══ Task data ══
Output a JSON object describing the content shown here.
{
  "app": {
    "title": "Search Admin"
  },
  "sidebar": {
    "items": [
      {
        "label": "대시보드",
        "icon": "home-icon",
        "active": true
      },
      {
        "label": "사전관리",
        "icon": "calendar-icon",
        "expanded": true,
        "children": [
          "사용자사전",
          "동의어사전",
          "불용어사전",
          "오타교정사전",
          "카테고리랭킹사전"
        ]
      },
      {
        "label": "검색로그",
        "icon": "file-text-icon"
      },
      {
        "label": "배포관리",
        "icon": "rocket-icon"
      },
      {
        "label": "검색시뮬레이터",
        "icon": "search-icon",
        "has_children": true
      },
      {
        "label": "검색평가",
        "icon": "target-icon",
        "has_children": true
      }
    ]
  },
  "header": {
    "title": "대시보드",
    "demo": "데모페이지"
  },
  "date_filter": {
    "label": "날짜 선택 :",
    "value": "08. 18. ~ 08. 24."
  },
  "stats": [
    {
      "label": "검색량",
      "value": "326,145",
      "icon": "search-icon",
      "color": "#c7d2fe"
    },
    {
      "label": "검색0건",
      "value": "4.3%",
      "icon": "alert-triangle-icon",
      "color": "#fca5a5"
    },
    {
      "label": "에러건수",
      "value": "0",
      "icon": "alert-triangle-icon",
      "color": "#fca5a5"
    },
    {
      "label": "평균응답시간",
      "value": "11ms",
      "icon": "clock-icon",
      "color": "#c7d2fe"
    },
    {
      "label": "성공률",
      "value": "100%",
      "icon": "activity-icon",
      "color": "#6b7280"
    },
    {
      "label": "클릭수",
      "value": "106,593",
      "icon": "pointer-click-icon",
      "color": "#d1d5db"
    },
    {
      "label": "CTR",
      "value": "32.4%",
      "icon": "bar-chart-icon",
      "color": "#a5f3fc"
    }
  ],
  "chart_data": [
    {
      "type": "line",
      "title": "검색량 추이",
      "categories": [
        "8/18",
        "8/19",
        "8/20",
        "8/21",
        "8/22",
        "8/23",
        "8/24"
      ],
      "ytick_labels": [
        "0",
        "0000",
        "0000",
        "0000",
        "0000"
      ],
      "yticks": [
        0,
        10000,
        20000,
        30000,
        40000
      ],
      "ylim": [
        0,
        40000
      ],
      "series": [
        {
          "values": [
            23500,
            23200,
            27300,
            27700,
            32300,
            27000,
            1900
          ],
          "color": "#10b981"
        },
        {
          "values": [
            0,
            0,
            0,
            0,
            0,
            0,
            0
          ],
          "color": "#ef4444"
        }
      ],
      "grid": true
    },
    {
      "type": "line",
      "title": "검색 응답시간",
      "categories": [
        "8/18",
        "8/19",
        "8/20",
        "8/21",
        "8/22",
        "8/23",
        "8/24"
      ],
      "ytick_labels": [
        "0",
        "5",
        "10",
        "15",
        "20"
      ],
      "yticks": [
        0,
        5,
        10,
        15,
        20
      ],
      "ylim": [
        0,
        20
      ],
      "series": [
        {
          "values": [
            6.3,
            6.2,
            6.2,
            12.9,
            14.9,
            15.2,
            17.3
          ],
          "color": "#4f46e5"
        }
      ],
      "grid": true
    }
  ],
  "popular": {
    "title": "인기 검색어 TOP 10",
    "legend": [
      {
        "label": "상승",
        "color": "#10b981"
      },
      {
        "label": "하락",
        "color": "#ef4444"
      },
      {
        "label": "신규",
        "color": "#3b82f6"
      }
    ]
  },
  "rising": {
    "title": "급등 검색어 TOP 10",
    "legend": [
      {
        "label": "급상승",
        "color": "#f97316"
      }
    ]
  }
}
═══
**Exercise:**
Reproduce all data above, unchanged.

**Written response:**
Output a JSON object describing the content shown here.
{
  "app": {
    "title": "Search Admin"
  },
  "sidebar": {
    "items": [
      {
        "label": "대시보드",
        "icon": "home-icon",
        "active": true
      },
      {
        "label": "사전관리",
        "icon": "calendar-icon",
        "expanded": true,
        "children": [
          "사용자사전",
          "동의어사전",
          "불용어사전",
          "오타교정사전",
          "카테고리랭킹사전"
        ]
      },
      {
        "label": "검색로그",
        "icon": "file-text-icon"
      },
      {
        "label": "배포관리",
        "icon": "rocket-icon"
      },
      {
        "label": "검색시뮬레이터",
        "icon": "search-icon",
        "has_children": true
      },
      {
        "label": "검색평가",
        "icon": "target-icon",
        "has_children": true
      }
    ]
  },
  "header": {
    "title": "대시보드",
    "demo": "데모페이지"
  },
  "date_filter": {
    "label": "날짜 선택 :",
    "value": "08. 18. ~ 08. 24."
  },
  "stats": [
    {
      "label": "검색량",
      "value": "326,145",
      "icon": "search-icon",
      "color": "#c7d2fe"
    },
    {
      "label": "검색0건",
      "value": "4.3%",
      "icon": "alert-triangle-icon",
      "color": "#fca5a5"
    },
    {
      "label": "에러건수",
      "value": "0",
      "icon": "alert-triangle-icon",
      "color": "#fca5a5"
    },
    {
      "label": "평균응답시간",
      "value": "11ms",
      "icon": "clock-icon",
      "color": "#c7d2fe"
    },
    {
      "label": "성공률",
      "value": "100%",
      "icon": "activity-icon",
      "color": "#6b7280"
    },
    {
      "label": "클릭수",
      "value": "106,593",
      "icon": "pointer-click-icon",
      "color": "#d1d5db"
    },
    {
      "label": "CTR",
      "value": "32.4%",
      "icon": "bar-chart-icon",
      "color": "#a5f3fc"
    }
  ],
  "chart_data": [
    {
      "type": "line",
      "title": "검색량 추이",
      "categories": [
        "8/18",
        "8/19",
        "8/20",
        "8/21",
        "8/22",
        "8/23",
        "8/24"
      ],
      "ytick_labels": [
        "0",
        "0000",
        "0000",
        "0000",
        "0000"
      ],
      "yticks": [
        0,
        10000,
        20000,
        30000,
        40000
      ],
      "ylim": [
        0,
        40000
      ],
      "series": [
        {
          "values": [
            23500,
            23200,
            27300,
            27700,
            32300,
            27000,
            1900
          ],
          "color": "#10b981"
        },
        {
          "values": [
            0,
            0,
            0,
            0,
            0,
            0,
            0
          ],
          "color": "#ef4444"
        }
      ],
      "grid": true
    },
    {
      "type": "line",
      "title": "검색 응답시간",
      "categories": [
        "8/18",
        "8/19",
        "8/20",
        "8/21",
        "8/22",
        "8/23",
        "8/24"
      ],
      "ytick_labels": [
        "0",
        "5",
        "10",
        "15",
        "20"
      ],
      "yticks": [
        0,
        5,
        10,
        15,
        20
      ],
      "ylim": [
        0,
        20
      ],
      "series": [
        {
          "values": [
            6.3,
            6.2,
            6.2,
            12.9,
            14.9,
            15.2,
            17.3
          ],
          "color": "#4f46e5"
        }
      ],
      "grid": true
    }
  ],
  "popular": {
    "title": "인기 검색어 TOP 10",
    "legend": [
      {
        "label": "상승",
        "color": "#10b981"
      },
      {
        "label": "하락",
        "color": "#ef4444"
      },
      {
        "label": "신규",
        "color": "#3b82f6"
      }
    ]
  },
  "rising": {
    "title": "급등 검색어 TOP 10",
    "legend": [
      {
        "label": "급상승",
        "color": "#f97316"
      }
    ]
  }
}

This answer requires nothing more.